→ Exercise
Output every line of the material exactly, omitting images.

→ Data extracted from a collection

- - - -

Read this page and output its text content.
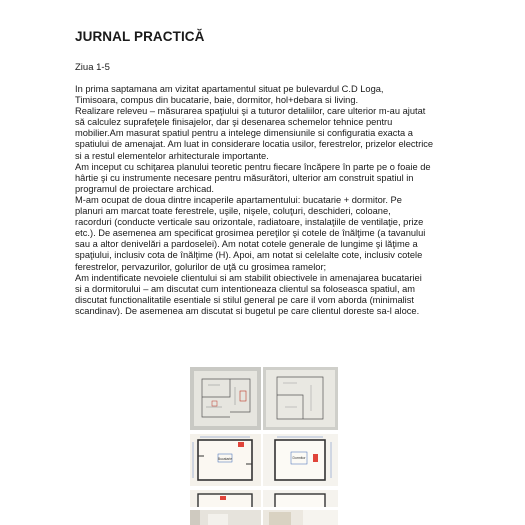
JURNAL PRACTICĂ
Ziua 1-5

In prima saptamana am vizitat apartamentul situat pe bulevardul C.D Loga,

Timisoara, compus din bucatarie, baie, dormitor, hol+debara si living.

Realizare releveu – măsurarea spaţiului şi a tuturor detaliilor, care ulterior m-au ajutat

să calculez suprafeţele finisajelor, dar şi desenarea schemelor tehnice pentru

mobilier.Am masurat spatiul pentru a intelege dimensiunile si configuratia exacta a

spatiului de amenajat. Am luat in considerare locatia usilor, ferestrelor, prizelor electrice

si a restul elementelor arhitecturale importante.

Am inceput cu schiţarea planului teoretic pentru fiecare încăpere în parte pe o foaie de

hârtie şi cu instrumente necesare pentru măsurători, ulterior am construit spatiul in

programul de proiectare archicad.

M-am ocupat de doua dintre incaperile apartamentului: bucatarie + dormitor. Pe

planuri am marcat toate ferestrele, uşile, nişele, coluţuri, deschideri, coloane,

racorduri (conducte verticale sau orizontale, radiatoare, instalaţiile de ventilaţie, prize

etc.). De asemenea am specificat grosimea pereţilor şi cotele de înălţime (a tavanului

sau a altor denivelări a pardoselei). Am notat cotele generale de lungime şi lăţime a

spaţiului, inclusiv cota de înălţime (H). Apoi, am notat si celelalte cote, inclusiv cotele

ferestrelor, pervazurilor, golurilor de uţă cu grosimea ramelor;

Am indentificate nevoiele clientului si am stabilit obiectivele in amenajarea bucatariei

si a dormitorului – am discutat cum intentioneaza clientul sa foloseasca spatiul, am

discutat functionalitatile esentiale si stilul general pe care il vom aborda (minimalist

scandinav). De asemenea am discutat si bugetul pe care clientul doreste sa-l aloce.

Bucatarie	Dormitor
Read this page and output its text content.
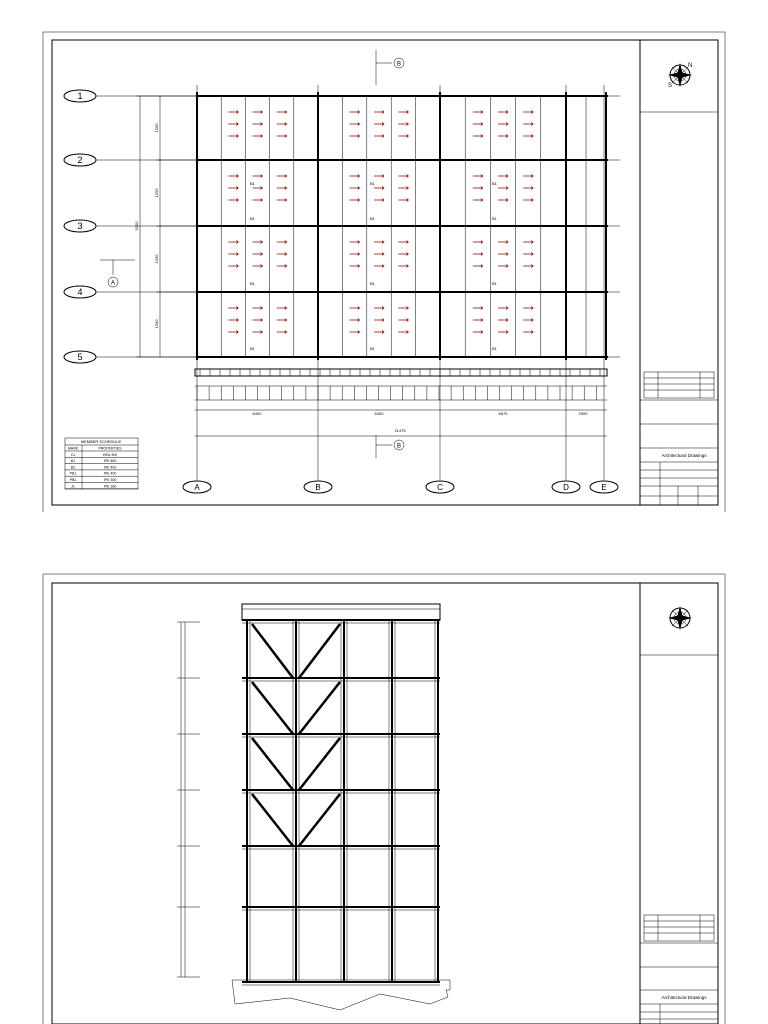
N
S
Architectural Drawings
B1	B1	B1
B1	B1	B1
B1	B1	B1
B1	B1	B1
1
2
3
4
5
A	B	C	D	E
B
B
A
1250
1250
1250
1250
5000
6400	6400	6675	2000
21475
MEMBER SCHEDULE
MARK	PROPERTIES
C1	HEA 300
B1	IPE 600
B2	IPE 400
PB1	IPE 400
PB2	IPE 300
J1	IPE 160
Architectural Drawings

- - - -

→ Result of this exercise
Read this page and output its text content.
JURNAL PRACTICĂ
Ziua 1-5

In prima saptamana am vizitat apartamentul situat pe bulevardul C.D Loga,

Timisoara, compus din bucatarie, baie, dormitor, hol+debara si living.

Realizare releveu – măsurarea spaţiului şi a tuturor detaliilor, care ulterior m-au ajutat

să calculez suprafeţele finisajelor, dar şi desenarea schemelor tehnice pentru

mobilier.Am masurat spatiul pentru a intelege dimensiunile si configuratia exacta a

spatiului de amenajat. Am luat in considerare locatia usilor, ferestrelor, prizelor electrice

si a restul elementelor arhitecturale importante.

Am inceput cu schiţarea planului teoretic pentru fiecare încăpere în parte pe o foaie de

hârtie şi cu instrumente necesare pentru măsurători, ulterior am construit spatiul in

programul de proiectare archicad.

M-am ocupat de doua dintre incaperile apartamentului: bucatarie + dormitor. Pe

planuri am marcat toate ferestrele, uşile, nişele, coluţuri, deschideri, coloane,

racorduri (conducte verticale sau orizontale, radiatoare, instalaţiile de ventilaţie, prize

etc.). De asemenea am specificat grosimea pereţilor şi cotele de înălţime (a tavanului

sau a altor denivelări a pardoselei). Am notat cotele generale de lungime şi lăţime a

spaţiului, inclusiv cota de înălţime (H). Apoi, am notat si celelalte cote, inclusiv cotele

ferestrelor, pervazurilor, golurilor de uţă cu grosimea ramelor;

Am indentificate nevoiele clientului si am stabilit obiectivele in amenajarea bucatariei

si a dormitorului – am discutat cum intentioneaza clientul sa foloseasca spatiul, am

discutat functionalitatile esentiale si stilul general pe care il vom aborda (minimalist

scandinav). De asemenea am discutat si bugetul pe care clientul doreste sa-l aloce.

Bucatarie	Dormitor
Read this page and output its text content.
N
S
Architectural Drawings
B1	B1	B1
B1	B1	B1
B1	B1	B1
B1	B1	B1
1
2
3
4
5
A	B	C	D	E
B
B
A
1250
1250
1250
1250
5000
6400	6400	6675	2000
21475
MEMBER SCHEDULE
MARK	PROPERTIES
C1	HEA 300
B1	IPE 600
B2	IPE 400
PB1	IPE 400
PB2	IPE 300
J1	IPE 160
Architectural Drawings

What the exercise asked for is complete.